● **Stated goal**
Gather all lines with "page" from the records.

-- Records for the exercise start --

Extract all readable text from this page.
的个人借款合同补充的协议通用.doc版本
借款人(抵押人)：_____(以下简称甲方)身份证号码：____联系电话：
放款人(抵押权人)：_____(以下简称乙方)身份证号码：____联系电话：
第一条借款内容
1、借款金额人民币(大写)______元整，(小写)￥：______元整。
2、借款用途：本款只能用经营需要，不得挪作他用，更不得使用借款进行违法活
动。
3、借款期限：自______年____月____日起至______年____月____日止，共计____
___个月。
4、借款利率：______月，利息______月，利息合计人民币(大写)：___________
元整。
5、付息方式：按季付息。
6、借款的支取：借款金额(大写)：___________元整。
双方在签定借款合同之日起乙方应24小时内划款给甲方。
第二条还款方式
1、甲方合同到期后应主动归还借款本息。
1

-- Records for the exercise end --
-- Records for the exercise start --

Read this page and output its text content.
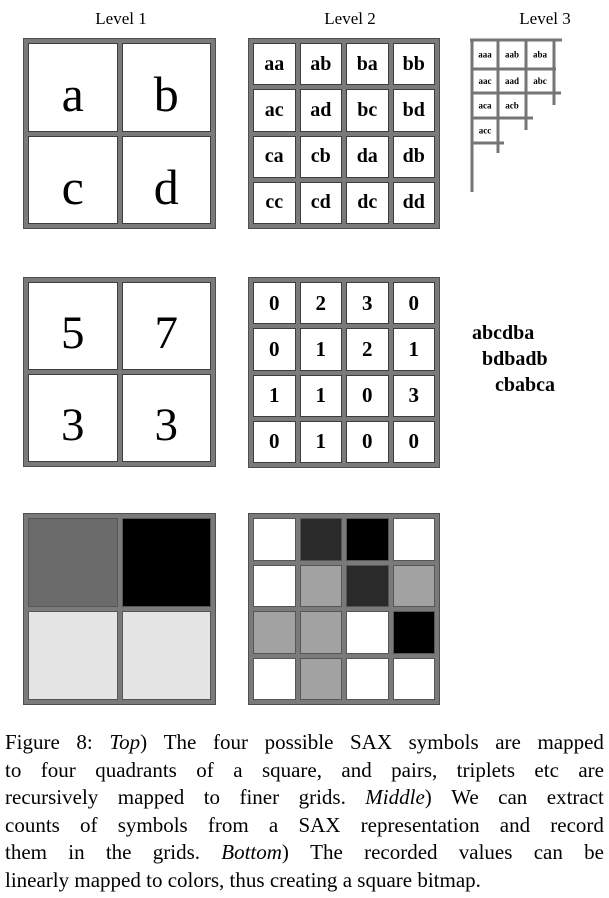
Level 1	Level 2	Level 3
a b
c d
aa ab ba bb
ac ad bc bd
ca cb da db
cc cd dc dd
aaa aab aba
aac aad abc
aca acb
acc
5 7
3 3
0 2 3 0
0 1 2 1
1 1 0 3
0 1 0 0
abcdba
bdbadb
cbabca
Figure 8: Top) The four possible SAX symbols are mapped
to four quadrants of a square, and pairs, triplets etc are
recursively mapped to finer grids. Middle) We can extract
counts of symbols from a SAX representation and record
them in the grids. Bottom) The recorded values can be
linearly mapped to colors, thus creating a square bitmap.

-- Records for the exercise end --

● **Solution for this exercise**
Extract all readable text from this page.
Read this page and output its text content.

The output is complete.